Look below and pull out each line with the word "kurz".

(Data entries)
--- START ---

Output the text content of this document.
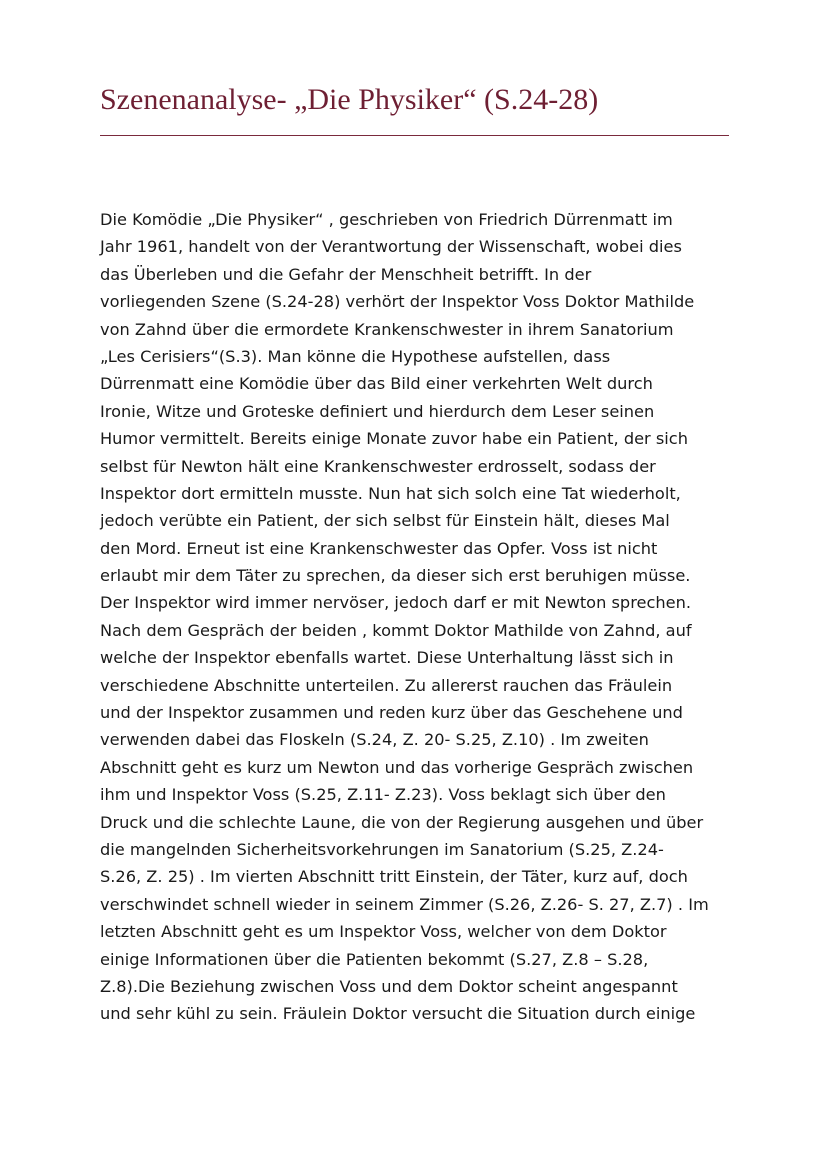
Szenenanalyse- „Die Physiker“ (S.24-28)
Die Komödie „Die Physiker“ , geschrieben von Friedrich Dürrenmatt im
Jahr 1961, handelt von der Verantwortung der Wissenschaft, wobei dies
das Überleben und die Gefahr der Menschheit betrifft. In der
vorliegenden Szene (S.24-28) verhört der Inspektor Voss Doktor Mathilde
von Zahnd über die ermordete Krankenschwester in ihrem Sanatorium
„Les Cerisiers“(S.3). Man könne die Hypothese aufstellen, dass
Dürrenmatt eine Komödie über das Bild einer verkehrten Welt durch
Ironie, Witze und Groteske definiert und hierdurch dem Leser seinen
Humor vermittelt. Bereits einige Monate zuvor habe ein Patient, der sich
selbst für Newton hält eine Krankenschwester erdrosselt, sodass der
Inspektor dort ermitteln musste. Nun hat sich solch eine Tat wiederholt,
jedoch verübte ein Patient, der sich selbst für Einstein hält, dieses Mal
den Mord. Erneut ist eine Krankenschwester das Opfer. Voss ist nicht
erlaubt mir dem Täter zu sprechen, da dieser sich erst beruhigen müsse.
Der Inspektor wird immer nervöser, jedoch darf er mit Newton sprechen.
Nach dem Gespräch der beiden , kommt Doktor Mathilde von Zahnd, auf
welche der Inspektor ebenfalls wartet. Diese Unterhaltung lässt sich in
verschiedene Abschnitte unterteilen. Zu allererst rauchen das Fräulein
und der Inspektor zusammen und reden kurz über das Geschehene und
verwenden dabei das Floskeln (S.24, Z. 20- S.25, Z.10) . Im zweiten
Abschnitt geht es kurz um Newton und das vorherige Gespräch zwischen
ihm und Inspektor Voss (S.25, Z.11- Z.23). Voss beklagt sich über den
Druck und die schlechte Laune, die von der Regierung ausgehen und über
die mangelnden Sicherheitsvorkehrungen im Sanatorium (S.25, Z.24-
S.26, Z. 25) . Im vierten Abschnitt tritt Einstein, der Täter, kurz auf, doch
verschwindet schnell wieder in seinem Zimmer (S.26, Z.26- S. 27, Z.7) . Im
letzten Abschnitt geht es um Inspektor Voss, welcher von dem Doktor
einige Informationen über die Patienten bekommt (S.27, Z.8 – S.28,
Z.8).Die Beziehung zwischen Voss und dem Doktor scheint angespannt
und sehr kühl zu sein. Fräulein Doktor versucht die Situation durch einige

--- END ---

▸ **The completed task**:
und der Inspektor zusammen und reden kurz über das Geschehene und
Abschnitt geht es kurz um Newton und das vorherige Gespräch zwischen
S.26, Z. 25) . Im vierten Abschnitt tritt Einstein, der Täter, kurz auf, doch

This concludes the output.